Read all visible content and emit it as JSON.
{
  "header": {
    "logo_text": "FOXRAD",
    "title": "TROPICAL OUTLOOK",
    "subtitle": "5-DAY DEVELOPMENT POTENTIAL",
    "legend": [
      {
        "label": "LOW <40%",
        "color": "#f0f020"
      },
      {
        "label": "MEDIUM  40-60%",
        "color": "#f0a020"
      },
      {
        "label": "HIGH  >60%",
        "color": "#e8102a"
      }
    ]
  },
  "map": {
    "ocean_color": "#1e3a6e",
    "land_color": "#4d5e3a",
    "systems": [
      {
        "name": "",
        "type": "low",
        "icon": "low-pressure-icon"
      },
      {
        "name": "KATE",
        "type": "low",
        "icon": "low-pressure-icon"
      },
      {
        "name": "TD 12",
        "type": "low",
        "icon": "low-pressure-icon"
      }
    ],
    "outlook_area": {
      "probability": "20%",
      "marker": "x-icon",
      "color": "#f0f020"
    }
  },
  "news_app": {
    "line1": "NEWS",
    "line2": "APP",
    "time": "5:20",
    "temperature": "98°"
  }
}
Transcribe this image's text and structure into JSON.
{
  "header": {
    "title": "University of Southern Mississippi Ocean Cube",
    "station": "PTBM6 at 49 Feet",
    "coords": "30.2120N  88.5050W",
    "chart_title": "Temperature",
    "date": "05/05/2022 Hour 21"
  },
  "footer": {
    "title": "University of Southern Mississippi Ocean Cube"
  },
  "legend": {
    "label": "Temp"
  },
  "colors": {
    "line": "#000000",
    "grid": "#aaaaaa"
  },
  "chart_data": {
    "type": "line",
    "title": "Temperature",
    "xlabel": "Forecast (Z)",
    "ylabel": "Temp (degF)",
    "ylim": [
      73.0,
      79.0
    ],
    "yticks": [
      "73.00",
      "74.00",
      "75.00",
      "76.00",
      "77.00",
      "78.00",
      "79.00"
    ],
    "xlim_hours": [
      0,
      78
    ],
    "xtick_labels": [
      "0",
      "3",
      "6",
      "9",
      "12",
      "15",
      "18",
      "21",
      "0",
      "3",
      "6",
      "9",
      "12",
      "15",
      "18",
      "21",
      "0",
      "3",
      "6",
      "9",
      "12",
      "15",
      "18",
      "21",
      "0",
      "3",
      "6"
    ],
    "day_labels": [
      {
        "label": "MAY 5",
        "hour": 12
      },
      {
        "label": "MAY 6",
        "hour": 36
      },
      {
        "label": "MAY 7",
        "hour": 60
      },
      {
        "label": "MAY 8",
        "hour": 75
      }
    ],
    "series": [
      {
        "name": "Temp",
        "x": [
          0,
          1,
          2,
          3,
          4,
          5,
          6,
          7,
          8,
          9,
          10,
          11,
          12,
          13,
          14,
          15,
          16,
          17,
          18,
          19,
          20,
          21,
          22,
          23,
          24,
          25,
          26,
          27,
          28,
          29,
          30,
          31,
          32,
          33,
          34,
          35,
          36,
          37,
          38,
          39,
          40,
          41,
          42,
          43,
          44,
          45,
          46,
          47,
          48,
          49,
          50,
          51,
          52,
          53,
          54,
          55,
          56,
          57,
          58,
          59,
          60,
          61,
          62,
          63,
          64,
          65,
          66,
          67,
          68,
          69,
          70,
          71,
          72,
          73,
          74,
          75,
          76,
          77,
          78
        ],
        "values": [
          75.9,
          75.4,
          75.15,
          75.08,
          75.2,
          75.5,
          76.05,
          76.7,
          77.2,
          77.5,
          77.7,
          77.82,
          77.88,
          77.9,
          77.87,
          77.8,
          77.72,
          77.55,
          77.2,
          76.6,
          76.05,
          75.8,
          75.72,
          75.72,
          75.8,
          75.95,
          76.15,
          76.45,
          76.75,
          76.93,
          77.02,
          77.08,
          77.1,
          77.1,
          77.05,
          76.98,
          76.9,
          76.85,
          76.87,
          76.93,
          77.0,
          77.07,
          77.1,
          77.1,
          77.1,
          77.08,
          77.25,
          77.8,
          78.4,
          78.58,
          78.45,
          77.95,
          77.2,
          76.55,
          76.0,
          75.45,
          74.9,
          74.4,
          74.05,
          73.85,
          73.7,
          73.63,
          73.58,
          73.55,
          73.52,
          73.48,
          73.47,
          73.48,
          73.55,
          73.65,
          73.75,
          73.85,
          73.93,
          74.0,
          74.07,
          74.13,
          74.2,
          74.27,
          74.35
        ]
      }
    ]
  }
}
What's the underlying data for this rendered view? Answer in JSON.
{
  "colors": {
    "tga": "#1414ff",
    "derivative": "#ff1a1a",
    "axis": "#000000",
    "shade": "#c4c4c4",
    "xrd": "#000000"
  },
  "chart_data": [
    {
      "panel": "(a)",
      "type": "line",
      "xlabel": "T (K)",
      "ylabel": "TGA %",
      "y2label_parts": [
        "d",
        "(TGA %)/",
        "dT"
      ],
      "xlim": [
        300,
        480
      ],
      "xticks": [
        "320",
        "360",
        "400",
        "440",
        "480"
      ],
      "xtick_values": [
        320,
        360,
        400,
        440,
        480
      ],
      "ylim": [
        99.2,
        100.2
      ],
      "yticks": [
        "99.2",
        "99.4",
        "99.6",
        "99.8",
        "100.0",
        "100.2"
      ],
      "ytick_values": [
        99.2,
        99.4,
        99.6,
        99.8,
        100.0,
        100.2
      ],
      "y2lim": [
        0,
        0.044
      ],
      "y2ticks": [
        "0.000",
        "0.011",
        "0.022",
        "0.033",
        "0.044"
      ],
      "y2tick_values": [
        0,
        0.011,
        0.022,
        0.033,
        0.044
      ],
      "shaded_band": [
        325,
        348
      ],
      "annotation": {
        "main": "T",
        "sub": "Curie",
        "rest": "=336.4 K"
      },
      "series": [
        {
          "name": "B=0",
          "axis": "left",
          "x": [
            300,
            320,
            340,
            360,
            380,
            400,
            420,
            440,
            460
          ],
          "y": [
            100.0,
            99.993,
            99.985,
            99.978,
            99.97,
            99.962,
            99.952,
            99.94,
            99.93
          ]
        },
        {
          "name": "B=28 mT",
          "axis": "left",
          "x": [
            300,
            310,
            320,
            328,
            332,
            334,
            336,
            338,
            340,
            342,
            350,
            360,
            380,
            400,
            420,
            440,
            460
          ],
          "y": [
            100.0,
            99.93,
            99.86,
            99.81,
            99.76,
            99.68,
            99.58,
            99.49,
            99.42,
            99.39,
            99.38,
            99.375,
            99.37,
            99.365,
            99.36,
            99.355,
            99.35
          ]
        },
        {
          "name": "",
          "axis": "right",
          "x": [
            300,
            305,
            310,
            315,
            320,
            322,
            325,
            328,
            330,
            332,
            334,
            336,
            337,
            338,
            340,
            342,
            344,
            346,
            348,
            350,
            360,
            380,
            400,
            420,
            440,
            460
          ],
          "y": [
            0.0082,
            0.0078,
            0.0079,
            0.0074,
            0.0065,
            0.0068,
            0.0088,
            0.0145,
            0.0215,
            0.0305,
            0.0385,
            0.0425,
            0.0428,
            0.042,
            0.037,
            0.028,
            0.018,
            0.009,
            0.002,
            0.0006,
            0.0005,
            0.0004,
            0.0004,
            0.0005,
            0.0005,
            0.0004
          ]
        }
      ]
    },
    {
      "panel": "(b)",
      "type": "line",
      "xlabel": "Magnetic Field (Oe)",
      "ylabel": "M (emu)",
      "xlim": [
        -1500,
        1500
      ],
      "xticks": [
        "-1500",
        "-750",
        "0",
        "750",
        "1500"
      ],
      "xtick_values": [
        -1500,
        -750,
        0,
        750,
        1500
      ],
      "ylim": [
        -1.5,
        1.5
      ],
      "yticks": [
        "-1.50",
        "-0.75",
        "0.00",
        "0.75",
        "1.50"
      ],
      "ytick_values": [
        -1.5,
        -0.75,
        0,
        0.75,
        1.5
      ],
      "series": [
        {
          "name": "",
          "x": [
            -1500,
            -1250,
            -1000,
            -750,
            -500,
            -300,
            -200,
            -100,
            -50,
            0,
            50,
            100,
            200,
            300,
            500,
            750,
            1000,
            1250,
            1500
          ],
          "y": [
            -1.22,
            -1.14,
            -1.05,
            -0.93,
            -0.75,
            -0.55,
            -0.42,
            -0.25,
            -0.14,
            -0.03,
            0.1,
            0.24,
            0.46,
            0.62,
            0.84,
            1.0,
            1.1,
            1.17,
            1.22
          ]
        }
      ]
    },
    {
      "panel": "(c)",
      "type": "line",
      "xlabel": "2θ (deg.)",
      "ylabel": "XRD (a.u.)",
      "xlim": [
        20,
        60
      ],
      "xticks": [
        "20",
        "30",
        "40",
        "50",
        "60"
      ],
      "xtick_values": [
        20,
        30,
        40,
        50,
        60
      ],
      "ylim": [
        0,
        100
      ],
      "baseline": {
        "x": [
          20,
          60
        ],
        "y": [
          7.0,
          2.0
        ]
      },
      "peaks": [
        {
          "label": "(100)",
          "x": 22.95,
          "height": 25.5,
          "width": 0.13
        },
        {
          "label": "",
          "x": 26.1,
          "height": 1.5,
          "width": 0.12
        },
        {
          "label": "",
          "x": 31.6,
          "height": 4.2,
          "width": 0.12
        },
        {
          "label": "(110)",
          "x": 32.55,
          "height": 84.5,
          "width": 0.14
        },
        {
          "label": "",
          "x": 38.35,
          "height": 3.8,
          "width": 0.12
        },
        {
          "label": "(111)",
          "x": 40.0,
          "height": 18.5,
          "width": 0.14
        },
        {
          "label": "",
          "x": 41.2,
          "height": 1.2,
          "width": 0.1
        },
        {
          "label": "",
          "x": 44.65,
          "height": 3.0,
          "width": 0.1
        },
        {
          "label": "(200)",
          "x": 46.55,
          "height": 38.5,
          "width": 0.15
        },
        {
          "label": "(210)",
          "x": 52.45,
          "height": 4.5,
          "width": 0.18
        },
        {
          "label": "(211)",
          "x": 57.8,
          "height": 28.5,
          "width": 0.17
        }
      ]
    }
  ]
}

What is expected
Your answer should be a single number: the count of lines in the entries that contain the word "ylabel".

Full solution
4